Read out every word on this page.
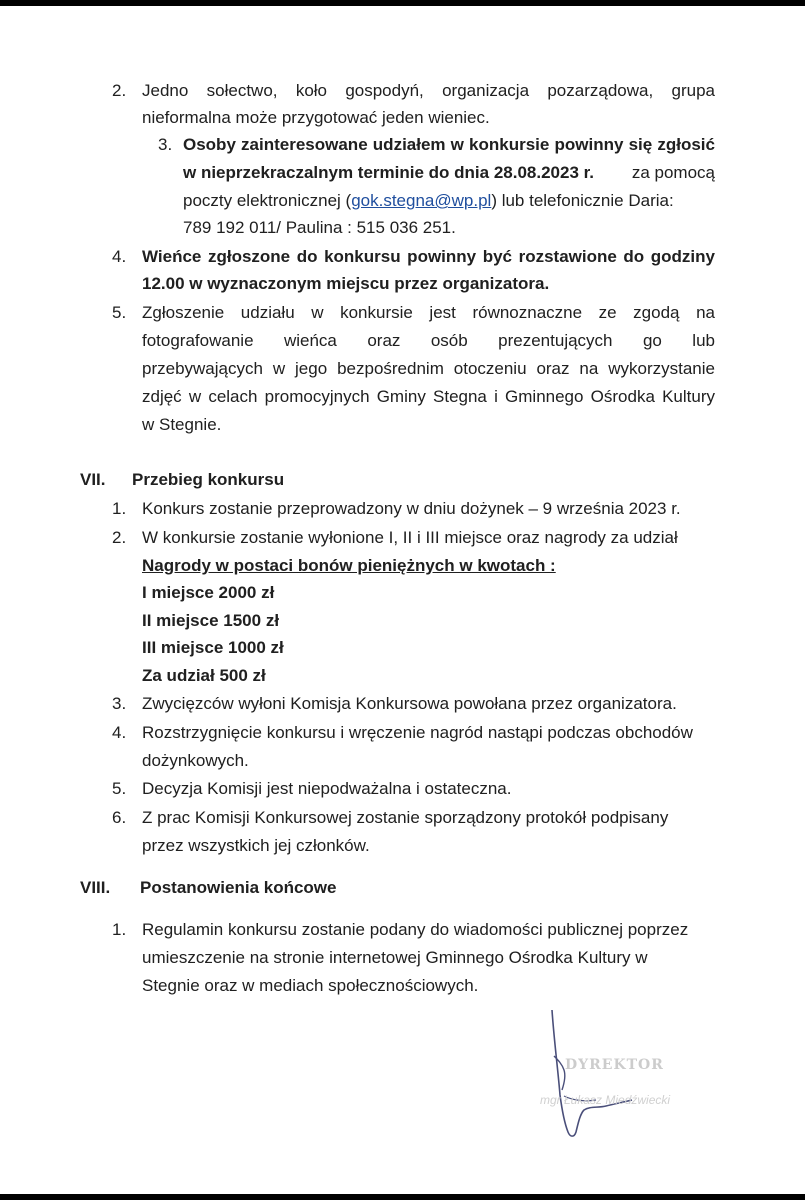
2. Jedno sołectwo, koło gospodyń, organizacja pozarządowa, grupa
nieformalna może przygotować jeden wieniec.
3. Osoby zainteresowane udziałem w konkursie powinny się zgłosić
w nieprzekraczalnym terminie do dnia 28.08.2023 r. za pomocą
poczty elektronicznej (gok.stegna@wp.pl) lub telefonicznie Daria:
789 192 011/ Paulina : 515 036 251.
4. Wieńce zgłoszone do konkursu powinny być rozstawione do godziny
12.00 w wyznaczonym miejscu przez organizatora.
5. Zgłoszenie udziału w konkursie jest równoznaczne ze zgodą na
fotografowanie wieńca oraz osób prezentujących go lub
przebywających w jego bezpośrednim otoczeniu oraz na wykorzystanie
zdjęć w celach promocyjnych Gminy Stegna i Gminnego Ośrodka Kultury
w Stegnie.
VII. Przebieg konkursu
1. Konkurs zostanie przeprowadzony w dniu dożynek – 9 września 2023 r.
2. W konkursie zostanie wyłonione I, II i III miejsce oraz nagrody za udział
Nagrody w postaci bonów pieniężnych w kwotach :
I miejsce 2000 zł
II miejsce 1500 zł
III miejsce 1000 zł
Za udział 500 zł
3. Zwycięzców wyłoni Komisja Konkursowa powołana przez organizatora.
4. Rozstrzygnięcie konkursu i wręczenie nagród nastąpi podczas obchodów
dożynkowych.
5. Decyzja Komisji jest niepodważalna i ostateczna.
6. Z prac Komisji Konkursowej zostanie sporządzony protokół podpisany
przez wszystkich jej członków.
VIII. Postanowienia końcowe
1. Regulamin konkursu zostanie podany do wiadomości publicznej poprzez
umieszczenie na stronie internetowej Gminnego Ośrodka Kultury w
Stegnie oraz w mediach społecznościowych.
DYREKTOR
mgr Łukasz Miedźwiecki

******

▶ CHALLENGE: Extract the full listing exactly, with the pictures left out.

▶ TASK ANSWER:
Read out every word on this page.
2. Jedno sołectwo, koło gospodyń, organizacja pozarządowa, grupa
nieformalna może przygotować jeden wieniec.
3. Osoby zainteresowane udziałem w konkursie powinny się zgłosić
w nieprzekraczalnym terminie do dnia 28.08.2023 r. za pomocą
poczty elektronicznej (gok.stegna@wp.pl) lub telefonicznie Daria:
789 192 011/ Paulina : 515 036 251.
4. Wieńce zgłoszone do konkursu powinny być rozstawione do godziny
12.00 w wyznaczonym miejscu przez organizatora.
5. Zgłoszenie udziału w konkursie jest równoznaczne ze zgodą na
fotografowanie wieńca oraz osób prezentujących go lub
przebywających w jego bezpośrednim otoczeniu oraz na wykorzystanie
zdjęć w celach promocyjnych Gminy Stegna i Gminnego Ośrodka Kultury
w Stegnie.
VII. Przebieg konkursu
1. Konkurs zostanie przeprowadzony w dniu dożynek – 9 września 2023 r.
2. W konkursie zostanie wyłonione I, II i III miejsce oraz nagrody za udział
Nagrody w postaci bonów pieniężnych w kwotach :
I miejsce 2000 zł
II miejsce 1500 zł
III miejsce 1000 zł
Za udział 500 zł
3. Zwycięzców wyłoni Komisja Konkursowa powołana przez organizatora.
4. Rozstrzygnięcie konkursu i wręczenie nagród nastąpi podczas obchodów
dożynkowych.
5. Decyzja Komisji jest niepodważalna i ostateczna.
6. Z prac Komisji Konkursowej zostanie sporządzony protokół podpisany
przez wszystkich jej członków.
VIII. Postanowienia końcowe
1. Regulamin konkursu zostanie podany do wiadomości publicznej poprzez
umieszczenie na stronie internetowej Gminnego Ośrodka Kultury w
Stegnie oraz w mediach społecznościowych.
DYREKTOR
mgr Łukasz Miedźwiecki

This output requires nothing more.